#### Aim
Search the material for the string "color" and copy each line where it occurs.
--------
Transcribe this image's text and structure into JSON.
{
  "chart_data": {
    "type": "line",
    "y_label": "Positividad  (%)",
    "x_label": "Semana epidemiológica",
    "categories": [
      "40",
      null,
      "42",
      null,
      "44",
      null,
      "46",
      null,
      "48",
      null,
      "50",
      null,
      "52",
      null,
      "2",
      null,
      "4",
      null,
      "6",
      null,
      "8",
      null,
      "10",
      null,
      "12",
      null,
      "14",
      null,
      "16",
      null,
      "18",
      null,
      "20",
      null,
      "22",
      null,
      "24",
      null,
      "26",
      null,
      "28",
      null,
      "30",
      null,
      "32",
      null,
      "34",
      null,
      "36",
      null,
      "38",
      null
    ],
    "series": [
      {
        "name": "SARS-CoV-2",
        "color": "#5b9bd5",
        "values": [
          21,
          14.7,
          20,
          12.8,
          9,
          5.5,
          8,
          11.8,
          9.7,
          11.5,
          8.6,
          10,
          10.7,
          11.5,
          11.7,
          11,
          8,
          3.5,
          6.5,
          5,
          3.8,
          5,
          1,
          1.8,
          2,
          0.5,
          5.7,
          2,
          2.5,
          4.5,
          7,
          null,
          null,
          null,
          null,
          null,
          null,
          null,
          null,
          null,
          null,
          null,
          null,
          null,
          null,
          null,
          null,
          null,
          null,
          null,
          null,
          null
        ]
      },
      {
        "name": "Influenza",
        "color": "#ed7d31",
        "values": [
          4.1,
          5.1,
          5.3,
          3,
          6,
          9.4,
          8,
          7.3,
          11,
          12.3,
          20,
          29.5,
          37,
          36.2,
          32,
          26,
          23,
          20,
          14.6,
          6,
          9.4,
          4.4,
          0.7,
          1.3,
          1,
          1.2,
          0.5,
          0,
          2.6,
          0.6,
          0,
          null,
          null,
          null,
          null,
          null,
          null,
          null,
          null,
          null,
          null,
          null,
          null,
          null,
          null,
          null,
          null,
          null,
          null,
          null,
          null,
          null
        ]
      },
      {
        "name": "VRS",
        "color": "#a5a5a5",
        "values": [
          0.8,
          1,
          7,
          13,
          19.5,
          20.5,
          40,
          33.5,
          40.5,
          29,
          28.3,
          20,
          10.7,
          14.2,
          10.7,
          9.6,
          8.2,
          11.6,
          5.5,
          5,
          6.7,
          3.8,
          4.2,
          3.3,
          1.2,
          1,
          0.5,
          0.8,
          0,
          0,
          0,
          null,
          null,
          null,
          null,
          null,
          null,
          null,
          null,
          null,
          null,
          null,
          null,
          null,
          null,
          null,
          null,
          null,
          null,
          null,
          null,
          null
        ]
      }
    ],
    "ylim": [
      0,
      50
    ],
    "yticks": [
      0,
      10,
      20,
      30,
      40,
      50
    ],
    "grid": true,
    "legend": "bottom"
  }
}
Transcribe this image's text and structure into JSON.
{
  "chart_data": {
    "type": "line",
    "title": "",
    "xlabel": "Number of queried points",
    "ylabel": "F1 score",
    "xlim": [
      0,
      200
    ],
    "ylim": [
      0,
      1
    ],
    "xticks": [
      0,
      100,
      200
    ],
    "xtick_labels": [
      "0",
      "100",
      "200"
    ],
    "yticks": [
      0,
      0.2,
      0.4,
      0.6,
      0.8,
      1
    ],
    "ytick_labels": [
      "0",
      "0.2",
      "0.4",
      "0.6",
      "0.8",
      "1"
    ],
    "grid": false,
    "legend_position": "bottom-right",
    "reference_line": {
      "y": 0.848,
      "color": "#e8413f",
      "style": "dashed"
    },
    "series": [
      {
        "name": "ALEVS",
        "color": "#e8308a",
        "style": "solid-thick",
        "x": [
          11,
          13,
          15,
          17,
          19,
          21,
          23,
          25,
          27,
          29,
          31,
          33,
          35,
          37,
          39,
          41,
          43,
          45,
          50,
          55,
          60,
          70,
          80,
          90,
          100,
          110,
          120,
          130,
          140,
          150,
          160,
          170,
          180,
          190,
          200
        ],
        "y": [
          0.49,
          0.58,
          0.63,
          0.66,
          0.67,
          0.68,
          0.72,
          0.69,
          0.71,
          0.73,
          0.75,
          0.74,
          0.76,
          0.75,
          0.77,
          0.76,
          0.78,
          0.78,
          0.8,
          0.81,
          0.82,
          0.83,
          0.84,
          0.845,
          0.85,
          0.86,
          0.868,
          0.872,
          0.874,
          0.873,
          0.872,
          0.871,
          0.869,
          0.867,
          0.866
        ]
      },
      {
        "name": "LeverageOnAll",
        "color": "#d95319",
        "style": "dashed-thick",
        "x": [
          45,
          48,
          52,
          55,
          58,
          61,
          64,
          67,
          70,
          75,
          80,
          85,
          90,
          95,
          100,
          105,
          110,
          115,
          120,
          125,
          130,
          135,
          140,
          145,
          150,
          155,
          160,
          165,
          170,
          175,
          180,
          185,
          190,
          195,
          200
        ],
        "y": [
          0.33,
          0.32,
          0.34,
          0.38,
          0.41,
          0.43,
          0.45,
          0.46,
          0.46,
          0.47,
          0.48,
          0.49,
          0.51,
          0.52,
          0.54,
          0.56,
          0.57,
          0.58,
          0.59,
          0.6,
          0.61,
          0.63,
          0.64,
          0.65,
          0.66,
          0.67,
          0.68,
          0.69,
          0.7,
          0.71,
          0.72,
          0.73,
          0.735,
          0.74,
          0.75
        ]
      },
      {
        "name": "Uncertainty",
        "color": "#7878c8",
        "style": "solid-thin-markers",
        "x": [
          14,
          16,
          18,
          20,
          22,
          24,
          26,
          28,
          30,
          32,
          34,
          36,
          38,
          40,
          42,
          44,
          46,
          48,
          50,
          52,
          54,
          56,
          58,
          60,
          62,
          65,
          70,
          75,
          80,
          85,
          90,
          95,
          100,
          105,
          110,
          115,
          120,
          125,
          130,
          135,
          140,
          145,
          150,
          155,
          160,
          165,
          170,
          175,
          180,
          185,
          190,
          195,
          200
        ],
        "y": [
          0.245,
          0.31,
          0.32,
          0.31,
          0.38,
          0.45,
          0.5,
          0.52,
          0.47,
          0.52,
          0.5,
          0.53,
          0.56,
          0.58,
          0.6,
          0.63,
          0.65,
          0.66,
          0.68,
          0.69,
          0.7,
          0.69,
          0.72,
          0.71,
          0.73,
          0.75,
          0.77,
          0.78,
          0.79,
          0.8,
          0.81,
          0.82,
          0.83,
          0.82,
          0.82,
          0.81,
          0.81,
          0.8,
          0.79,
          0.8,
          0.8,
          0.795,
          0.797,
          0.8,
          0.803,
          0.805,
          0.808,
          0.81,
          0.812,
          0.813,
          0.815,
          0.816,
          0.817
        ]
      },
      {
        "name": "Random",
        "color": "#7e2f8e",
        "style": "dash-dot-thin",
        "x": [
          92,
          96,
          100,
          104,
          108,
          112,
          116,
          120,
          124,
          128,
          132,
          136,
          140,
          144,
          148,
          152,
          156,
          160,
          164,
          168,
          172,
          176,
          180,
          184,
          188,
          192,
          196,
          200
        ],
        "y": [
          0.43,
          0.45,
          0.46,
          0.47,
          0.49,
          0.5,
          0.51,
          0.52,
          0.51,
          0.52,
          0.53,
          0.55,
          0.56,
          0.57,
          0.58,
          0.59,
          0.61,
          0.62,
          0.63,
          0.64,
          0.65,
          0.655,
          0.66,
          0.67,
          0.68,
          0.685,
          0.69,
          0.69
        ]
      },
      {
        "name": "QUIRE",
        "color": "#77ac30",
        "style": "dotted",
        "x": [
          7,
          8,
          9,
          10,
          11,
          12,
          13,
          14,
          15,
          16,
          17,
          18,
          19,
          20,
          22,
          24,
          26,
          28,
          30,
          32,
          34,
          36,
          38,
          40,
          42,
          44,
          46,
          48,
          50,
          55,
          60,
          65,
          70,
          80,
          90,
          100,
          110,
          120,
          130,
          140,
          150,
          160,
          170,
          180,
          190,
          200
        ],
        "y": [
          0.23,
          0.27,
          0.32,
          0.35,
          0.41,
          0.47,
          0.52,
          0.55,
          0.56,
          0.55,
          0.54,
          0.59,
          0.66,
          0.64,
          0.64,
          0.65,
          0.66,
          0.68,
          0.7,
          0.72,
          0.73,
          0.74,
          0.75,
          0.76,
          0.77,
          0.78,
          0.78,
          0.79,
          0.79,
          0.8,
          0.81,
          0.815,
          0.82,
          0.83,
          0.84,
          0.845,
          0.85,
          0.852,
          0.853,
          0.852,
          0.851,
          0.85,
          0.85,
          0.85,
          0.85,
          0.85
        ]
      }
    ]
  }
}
--------
#### Problem solution
        "color": "#5b9bd5",
        "color": "#ed7d31",
        "color": "#a5a5a5",
      "color": "#e8413f",
        "color": "#e8308a",
        "color": "#d95319",
        "color": "#7878c8",
        "color": "#7e2f8e",
        "color": "#77ac30",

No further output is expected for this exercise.